> WHAT IS BEING ASKED
Below are the entries; state how many of their lines contain the string "name", and nothing more.

[START]

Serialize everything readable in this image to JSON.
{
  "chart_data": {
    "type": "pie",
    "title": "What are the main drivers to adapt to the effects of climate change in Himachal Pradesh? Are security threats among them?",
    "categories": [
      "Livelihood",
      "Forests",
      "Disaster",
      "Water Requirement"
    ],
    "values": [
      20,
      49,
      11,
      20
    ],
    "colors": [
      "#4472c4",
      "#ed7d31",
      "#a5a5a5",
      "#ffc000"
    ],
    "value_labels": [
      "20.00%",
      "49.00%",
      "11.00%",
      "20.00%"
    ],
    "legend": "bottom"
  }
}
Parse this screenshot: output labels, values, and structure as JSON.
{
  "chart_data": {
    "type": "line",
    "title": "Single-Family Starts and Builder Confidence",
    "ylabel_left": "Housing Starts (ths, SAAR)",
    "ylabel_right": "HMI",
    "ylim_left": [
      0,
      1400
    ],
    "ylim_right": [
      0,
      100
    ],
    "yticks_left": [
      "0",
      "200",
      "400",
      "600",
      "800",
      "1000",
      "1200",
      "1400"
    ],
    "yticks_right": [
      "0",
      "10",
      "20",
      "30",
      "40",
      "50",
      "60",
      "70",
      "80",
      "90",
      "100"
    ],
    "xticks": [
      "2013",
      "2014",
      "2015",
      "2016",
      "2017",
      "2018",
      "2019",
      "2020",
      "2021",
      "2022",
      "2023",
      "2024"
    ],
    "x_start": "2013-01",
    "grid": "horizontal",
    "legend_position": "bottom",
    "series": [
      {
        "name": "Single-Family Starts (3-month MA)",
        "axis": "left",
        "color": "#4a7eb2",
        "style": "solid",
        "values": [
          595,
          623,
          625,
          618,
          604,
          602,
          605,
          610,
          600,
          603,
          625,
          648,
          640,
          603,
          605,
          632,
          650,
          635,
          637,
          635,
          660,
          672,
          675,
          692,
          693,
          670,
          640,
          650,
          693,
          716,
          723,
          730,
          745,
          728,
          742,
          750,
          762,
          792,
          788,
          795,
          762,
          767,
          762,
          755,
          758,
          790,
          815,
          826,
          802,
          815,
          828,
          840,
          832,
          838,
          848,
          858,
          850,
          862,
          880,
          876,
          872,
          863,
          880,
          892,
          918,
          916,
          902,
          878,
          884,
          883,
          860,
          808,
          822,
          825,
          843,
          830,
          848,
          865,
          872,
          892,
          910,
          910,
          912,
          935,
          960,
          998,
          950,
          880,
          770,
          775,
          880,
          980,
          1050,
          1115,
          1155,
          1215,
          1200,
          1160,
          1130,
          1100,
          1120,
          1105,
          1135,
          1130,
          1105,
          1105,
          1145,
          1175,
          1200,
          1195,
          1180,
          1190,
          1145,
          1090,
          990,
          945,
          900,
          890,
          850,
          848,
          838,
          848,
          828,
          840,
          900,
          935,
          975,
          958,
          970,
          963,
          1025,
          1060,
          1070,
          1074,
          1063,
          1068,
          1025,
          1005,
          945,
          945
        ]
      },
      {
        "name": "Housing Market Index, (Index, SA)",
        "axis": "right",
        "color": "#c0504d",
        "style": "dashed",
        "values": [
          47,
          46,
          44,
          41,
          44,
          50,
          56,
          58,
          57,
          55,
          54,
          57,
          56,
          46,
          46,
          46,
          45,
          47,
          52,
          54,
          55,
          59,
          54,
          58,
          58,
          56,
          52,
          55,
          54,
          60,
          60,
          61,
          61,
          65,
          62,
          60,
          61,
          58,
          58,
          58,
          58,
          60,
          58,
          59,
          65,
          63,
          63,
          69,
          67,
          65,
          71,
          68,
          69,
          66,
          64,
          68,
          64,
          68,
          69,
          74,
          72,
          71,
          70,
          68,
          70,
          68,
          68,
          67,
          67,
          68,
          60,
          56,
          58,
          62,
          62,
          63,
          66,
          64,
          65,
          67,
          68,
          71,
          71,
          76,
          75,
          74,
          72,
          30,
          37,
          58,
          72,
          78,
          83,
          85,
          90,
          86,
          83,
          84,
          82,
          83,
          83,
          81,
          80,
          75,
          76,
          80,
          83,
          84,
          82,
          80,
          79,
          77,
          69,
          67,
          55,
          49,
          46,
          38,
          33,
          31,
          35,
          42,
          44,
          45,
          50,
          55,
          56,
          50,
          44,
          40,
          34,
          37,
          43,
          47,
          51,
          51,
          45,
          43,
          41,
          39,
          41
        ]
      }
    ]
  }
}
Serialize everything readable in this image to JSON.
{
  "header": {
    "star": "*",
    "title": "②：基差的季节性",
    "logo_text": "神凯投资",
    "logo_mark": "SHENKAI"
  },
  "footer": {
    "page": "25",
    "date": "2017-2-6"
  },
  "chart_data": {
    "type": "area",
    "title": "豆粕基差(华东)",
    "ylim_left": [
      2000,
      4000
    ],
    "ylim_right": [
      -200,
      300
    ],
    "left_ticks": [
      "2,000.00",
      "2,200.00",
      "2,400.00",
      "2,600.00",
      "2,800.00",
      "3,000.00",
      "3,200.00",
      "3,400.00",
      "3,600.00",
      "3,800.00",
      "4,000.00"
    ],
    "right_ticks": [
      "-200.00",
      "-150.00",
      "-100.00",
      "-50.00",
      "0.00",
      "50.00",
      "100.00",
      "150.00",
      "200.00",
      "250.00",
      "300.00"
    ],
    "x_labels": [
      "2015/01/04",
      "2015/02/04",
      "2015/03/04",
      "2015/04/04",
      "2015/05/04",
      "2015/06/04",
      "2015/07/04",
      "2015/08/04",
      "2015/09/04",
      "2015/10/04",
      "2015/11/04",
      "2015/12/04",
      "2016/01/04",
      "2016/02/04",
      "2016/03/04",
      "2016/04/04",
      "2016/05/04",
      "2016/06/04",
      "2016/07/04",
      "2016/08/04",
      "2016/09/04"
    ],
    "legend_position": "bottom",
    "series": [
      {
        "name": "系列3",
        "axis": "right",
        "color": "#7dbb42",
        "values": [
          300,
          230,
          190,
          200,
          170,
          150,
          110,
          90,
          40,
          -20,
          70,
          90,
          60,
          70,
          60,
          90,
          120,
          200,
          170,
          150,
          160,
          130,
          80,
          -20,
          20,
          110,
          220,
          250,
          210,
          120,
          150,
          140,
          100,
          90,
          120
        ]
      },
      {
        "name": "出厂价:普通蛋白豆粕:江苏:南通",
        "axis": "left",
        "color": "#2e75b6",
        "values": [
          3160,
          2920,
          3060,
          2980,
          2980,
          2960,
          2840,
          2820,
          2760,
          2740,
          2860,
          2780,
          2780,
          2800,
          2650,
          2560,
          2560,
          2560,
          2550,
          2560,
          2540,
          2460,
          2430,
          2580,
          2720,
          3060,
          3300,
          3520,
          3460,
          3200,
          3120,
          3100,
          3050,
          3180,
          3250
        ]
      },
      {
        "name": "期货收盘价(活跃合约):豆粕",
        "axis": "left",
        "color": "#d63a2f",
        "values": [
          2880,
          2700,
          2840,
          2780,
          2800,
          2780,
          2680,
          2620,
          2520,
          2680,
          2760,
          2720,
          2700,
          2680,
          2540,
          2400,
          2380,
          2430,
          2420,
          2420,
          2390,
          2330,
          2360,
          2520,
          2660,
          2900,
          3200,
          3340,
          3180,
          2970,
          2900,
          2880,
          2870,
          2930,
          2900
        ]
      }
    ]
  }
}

[END]

> TASK SOLUTION
5